[Source data]
--- Begin ---

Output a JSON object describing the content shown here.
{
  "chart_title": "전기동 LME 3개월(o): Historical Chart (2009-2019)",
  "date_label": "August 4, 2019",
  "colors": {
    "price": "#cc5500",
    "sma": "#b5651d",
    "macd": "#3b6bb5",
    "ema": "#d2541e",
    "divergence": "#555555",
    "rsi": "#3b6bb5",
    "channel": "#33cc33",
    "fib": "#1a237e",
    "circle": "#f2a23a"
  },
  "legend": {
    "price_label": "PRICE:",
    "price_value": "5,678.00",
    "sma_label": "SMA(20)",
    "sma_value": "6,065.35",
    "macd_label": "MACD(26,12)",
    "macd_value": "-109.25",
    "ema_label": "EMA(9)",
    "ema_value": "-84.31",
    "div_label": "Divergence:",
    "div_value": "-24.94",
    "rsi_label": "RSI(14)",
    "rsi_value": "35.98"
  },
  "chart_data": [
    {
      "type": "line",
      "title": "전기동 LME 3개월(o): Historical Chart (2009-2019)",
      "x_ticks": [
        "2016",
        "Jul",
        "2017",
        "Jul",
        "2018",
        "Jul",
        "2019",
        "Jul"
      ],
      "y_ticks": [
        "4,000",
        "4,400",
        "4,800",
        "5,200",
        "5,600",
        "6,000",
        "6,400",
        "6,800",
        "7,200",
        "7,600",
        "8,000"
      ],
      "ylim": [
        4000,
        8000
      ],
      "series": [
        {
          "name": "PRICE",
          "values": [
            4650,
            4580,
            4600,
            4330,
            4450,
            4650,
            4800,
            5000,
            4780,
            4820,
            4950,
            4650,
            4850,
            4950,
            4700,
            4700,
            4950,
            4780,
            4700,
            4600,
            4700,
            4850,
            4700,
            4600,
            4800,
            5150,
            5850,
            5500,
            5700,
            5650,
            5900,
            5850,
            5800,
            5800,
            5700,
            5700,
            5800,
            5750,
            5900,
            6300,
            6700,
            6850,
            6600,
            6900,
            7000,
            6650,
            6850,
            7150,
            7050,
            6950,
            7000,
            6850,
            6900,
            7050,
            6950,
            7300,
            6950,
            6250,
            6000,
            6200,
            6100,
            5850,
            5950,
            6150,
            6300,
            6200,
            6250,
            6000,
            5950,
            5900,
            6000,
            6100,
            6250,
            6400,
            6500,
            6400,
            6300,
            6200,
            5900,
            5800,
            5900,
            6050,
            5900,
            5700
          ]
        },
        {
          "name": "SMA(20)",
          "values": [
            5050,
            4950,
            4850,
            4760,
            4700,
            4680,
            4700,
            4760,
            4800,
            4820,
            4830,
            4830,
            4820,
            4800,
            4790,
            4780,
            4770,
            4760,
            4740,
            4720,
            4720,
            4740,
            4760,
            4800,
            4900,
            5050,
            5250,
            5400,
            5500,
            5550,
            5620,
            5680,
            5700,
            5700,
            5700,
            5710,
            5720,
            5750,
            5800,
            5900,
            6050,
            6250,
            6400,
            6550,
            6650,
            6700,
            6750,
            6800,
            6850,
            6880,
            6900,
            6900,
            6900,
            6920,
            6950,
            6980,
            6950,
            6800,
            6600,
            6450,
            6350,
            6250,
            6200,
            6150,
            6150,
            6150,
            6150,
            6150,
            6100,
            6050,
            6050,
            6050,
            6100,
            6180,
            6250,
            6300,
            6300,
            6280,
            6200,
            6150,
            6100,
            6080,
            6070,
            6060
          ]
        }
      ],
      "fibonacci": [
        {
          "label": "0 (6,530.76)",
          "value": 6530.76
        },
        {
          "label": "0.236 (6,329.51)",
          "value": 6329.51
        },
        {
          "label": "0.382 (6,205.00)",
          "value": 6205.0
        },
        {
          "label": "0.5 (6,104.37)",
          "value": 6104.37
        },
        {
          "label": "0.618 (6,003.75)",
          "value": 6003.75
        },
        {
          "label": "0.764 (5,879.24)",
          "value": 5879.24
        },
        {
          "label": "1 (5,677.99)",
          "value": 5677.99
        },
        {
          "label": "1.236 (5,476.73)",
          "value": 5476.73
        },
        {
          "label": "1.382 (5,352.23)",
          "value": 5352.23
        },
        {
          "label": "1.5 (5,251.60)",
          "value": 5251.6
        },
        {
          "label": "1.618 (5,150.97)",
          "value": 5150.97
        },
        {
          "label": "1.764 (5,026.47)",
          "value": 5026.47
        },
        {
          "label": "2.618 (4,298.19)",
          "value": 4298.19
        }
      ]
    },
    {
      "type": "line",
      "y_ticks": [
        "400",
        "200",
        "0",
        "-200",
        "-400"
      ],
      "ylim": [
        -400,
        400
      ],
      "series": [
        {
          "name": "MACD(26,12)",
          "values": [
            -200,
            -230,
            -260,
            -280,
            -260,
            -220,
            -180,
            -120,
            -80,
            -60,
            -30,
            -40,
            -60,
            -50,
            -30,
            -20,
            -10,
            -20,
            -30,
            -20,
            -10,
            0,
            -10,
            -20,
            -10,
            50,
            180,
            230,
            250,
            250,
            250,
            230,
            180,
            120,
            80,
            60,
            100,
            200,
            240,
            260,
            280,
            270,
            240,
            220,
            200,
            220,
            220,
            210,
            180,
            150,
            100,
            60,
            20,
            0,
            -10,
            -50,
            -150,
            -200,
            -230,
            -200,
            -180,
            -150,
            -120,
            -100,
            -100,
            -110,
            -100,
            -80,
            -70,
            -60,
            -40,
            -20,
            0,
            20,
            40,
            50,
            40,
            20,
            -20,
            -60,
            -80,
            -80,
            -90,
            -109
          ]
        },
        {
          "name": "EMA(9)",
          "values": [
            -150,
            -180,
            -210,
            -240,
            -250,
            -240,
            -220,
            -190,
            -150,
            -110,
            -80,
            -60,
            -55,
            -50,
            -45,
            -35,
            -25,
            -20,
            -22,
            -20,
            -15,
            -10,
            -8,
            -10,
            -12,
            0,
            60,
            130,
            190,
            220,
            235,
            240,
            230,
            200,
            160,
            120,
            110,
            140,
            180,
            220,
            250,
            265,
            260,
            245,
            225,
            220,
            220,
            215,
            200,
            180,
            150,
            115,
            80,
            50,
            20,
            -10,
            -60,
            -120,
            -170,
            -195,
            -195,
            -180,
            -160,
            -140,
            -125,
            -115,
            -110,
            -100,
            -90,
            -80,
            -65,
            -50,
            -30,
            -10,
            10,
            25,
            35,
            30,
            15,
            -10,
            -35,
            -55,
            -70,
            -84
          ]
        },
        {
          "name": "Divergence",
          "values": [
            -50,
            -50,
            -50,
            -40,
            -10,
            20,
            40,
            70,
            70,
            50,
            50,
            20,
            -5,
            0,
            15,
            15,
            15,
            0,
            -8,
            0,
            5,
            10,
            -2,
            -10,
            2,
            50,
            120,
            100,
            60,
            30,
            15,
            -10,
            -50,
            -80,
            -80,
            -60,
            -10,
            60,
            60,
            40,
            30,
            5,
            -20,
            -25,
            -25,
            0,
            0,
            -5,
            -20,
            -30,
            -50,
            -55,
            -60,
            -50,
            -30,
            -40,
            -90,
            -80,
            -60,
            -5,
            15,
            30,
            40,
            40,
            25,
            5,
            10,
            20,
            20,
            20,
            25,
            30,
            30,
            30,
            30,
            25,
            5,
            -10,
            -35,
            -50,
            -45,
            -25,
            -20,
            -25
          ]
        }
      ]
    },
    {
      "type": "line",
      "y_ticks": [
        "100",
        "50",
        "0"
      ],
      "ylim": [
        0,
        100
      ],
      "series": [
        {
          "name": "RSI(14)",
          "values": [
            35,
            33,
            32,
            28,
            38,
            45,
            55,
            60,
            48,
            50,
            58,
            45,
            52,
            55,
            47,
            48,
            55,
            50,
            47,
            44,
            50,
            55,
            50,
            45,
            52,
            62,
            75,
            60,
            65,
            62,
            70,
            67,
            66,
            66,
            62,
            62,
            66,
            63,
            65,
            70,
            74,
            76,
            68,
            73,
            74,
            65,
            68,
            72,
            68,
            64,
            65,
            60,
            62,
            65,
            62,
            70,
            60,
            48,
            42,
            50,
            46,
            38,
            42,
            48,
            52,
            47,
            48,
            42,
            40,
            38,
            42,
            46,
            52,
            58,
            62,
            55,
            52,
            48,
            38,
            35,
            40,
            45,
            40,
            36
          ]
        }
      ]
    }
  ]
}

--- End ---

Prompt:
In the listing, find every line containing the word "Historical" and list it.

Task response:
  "chart_title": "전기동 LME 3개월(o): Historical Chart (2009-2019)",
      "title": "전기동 LME 3개월(o): Historical Chart (2009-2019)",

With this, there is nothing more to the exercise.